SOURCE RECORDS →
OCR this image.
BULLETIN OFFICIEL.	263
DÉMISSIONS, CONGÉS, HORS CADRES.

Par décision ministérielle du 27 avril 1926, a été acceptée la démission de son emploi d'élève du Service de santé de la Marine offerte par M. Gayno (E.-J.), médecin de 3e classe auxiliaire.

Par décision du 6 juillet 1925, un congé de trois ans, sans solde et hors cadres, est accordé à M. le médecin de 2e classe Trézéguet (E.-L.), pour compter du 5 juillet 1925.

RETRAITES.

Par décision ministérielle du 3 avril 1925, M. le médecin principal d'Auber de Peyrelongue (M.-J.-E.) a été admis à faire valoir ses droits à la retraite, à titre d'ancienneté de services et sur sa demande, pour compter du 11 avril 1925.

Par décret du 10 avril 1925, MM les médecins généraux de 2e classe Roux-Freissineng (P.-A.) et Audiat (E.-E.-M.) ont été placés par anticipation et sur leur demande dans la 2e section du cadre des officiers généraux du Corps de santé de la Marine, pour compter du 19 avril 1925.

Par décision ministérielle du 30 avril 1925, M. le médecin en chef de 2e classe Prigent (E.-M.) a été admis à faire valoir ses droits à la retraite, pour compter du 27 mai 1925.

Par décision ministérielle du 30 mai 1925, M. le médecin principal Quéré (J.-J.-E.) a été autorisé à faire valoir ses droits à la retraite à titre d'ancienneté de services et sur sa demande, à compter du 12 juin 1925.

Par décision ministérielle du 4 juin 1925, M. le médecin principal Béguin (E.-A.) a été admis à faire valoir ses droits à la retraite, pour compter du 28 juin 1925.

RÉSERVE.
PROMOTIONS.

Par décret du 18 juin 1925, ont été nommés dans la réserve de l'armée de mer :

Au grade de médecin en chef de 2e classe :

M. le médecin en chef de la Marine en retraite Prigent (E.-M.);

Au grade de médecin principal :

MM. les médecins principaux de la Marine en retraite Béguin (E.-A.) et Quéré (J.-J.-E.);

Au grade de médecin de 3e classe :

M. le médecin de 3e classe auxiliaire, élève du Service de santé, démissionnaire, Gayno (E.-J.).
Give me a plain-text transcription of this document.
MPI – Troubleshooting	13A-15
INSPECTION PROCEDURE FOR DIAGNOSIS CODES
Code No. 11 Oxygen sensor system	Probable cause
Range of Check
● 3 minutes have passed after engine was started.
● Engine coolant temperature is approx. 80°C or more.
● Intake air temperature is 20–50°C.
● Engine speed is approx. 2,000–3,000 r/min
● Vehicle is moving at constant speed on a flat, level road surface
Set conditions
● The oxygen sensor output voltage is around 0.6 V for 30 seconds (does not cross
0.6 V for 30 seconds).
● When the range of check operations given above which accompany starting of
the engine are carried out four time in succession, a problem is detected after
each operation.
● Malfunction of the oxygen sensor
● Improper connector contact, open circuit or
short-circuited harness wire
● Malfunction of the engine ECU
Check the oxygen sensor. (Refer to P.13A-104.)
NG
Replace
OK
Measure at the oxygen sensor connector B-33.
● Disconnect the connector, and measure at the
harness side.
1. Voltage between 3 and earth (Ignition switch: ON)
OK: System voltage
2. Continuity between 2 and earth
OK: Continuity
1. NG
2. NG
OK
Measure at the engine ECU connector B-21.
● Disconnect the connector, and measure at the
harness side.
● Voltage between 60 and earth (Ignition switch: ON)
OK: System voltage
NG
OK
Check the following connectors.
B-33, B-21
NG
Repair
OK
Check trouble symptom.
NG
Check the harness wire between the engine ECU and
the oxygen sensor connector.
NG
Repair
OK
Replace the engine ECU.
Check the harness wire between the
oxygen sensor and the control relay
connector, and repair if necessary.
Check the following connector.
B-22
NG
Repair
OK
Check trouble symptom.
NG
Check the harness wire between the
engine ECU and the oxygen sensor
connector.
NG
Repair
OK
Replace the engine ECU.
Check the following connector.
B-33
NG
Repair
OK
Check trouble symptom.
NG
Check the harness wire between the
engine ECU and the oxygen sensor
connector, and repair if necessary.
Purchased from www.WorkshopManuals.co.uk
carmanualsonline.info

EXERCISE →
Count the lines of the data that include the string "Ignition", and give only that number.

TASK RESPONSE →
2